Entries with figure data
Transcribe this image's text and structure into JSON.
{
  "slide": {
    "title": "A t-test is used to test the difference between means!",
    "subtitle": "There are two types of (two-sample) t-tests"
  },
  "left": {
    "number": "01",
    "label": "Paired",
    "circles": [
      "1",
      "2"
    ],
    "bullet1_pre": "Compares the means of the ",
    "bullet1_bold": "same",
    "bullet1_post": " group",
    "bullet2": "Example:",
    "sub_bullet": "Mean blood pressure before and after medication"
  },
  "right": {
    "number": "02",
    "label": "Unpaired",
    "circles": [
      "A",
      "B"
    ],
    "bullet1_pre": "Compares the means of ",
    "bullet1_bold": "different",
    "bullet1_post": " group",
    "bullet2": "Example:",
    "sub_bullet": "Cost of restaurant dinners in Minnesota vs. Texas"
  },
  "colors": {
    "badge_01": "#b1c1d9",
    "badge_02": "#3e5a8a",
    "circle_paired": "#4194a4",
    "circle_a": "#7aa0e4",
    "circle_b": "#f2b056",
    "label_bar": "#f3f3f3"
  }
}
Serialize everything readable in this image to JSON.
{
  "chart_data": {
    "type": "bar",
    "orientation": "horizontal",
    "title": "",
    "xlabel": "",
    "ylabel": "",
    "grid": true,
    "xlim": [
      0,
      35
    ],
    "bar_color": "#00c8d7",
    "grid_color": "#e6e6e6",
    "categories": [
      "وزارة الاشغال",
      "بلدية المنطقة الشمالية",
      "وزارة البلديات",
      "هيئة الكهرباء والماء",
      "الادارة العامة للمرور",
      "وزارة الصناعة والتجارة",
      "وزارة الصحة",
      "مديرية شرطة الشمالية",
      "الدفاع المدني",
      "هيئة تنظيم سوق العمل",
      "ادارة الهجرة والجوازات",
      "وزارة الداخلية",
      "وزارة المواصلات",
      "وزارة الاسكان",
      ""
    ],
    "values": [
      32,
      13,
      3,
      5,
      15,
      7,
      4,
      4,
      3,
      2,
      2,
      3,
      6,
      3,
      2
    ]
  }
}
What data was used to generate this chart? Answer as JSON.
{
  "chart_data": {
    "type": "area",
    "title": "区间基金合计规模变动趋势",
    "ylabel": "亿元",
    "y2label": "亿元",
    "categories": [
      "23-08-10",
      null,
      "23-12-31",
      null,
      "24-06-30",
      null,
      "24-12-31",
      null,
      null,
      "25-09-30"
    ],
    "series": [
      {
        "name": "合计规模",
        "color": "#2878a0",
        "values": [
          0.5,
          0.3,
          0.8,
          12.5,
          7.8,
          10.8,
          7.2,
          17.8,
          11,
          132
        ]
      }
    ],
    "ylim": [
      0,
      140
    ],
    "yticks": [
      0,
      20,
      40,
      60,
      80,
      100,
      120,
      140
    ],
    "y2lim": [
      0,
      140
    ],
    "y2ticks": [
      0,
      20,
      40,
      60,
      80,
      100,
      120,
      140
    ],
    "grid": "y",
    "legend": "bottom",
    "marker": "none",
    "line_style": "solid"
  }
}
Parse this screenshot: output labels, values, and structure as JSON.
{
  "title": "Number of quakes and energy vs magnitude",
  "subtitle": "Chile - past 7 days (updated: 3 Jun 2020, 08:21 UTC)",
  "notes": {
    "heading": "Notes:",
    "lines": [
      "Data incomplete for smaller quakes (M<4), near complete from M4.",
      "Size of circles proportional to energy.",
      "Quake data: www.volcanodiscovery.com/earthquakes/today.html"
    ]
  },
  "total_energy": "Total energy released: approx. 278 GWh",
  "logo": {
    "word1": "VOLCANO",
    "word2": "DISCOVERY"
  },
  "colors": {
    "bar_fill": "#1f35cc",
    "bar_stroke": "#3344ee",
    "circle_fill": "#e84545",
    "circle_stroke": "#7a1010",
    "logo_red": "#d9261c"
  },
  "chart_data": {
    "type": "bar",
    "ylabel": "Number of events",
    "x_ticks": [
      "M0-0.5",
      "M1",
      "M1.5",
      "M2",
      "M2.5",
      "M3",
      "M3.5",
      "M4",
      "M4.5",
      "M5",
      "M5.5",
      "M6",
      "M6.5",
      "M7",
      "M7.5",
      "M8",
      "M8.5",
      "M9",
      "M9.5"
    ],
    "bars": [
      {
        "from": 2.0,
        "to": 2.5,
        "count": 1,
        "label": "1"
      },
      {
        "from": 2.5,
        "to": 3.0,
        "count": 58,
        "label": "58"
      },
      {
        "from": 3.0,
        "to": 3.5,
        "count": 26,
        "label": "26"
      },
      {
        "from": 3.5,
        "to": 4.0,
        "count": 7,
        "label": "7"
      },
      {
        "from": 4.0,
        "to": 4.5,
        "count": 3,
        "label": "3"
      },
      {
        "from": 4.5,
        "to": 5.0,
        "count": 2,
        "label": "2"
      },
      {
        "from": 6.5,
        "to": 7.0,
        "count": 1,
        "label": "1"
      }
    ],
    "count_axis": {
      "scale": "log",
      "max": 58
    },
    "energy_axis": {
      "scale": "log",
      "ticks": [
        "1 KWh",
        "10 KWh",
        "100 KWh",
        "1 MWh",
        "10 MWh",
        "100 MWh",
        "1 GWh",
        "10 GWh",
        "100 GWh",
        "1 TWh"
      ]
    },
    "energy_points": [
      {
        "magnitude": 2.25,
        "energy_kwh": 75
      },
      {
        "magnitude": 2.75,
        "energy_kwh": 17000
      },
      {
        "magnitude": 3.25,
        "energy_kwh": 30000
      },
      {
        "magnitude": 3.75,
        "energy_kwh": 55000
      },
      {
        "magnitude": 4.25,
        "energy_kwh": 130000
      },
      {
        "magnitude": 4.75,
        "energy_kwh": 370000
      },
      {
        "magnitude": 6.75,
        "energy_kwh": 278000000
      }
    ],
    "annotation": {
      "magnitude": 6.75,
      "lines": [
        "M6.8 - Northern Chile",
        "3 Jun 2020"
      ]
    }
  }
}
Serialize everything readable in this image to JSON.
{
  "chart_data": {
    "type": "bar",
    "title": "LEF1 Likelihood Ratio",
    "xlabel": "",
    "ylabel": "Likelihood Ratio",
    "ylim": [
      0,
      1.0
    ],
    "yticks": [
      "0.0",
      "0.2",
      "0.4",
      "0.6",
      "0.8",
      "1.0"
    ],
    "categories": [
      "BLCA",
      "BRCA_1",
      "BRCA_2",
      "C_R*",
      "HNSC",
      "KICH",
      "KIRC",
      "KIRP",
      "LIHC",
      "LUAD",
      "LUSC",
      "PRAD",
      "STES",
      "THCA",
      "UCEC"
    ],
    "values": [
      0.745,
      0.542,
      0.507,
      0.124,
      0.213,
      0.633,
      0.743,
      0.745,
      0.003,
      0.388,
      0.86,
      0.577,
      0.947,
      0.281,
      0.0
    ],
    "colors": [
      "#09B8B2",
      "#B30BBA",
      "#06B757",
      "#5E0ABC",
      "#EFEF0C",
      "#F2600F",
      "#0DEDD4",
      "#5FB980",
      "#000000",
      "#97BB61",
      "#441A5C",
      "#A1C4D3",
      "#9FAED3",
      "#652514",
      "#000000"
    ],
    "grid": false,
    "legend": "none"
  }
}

## INSTRUCTIONS FOR THE TASK:
Scan the material above for the string "from" and return the lines that hold it.

## RESPONSE BELOW:
      "Data incomplete for smaller quakes (M<4), near complete from M4.",
        "from": 2.0,
        "from": 2.5,
        "from": 3.0,
        "from": 3.5,
        "from": 4.0,
        "from": 4.5,
        "from": 6.5,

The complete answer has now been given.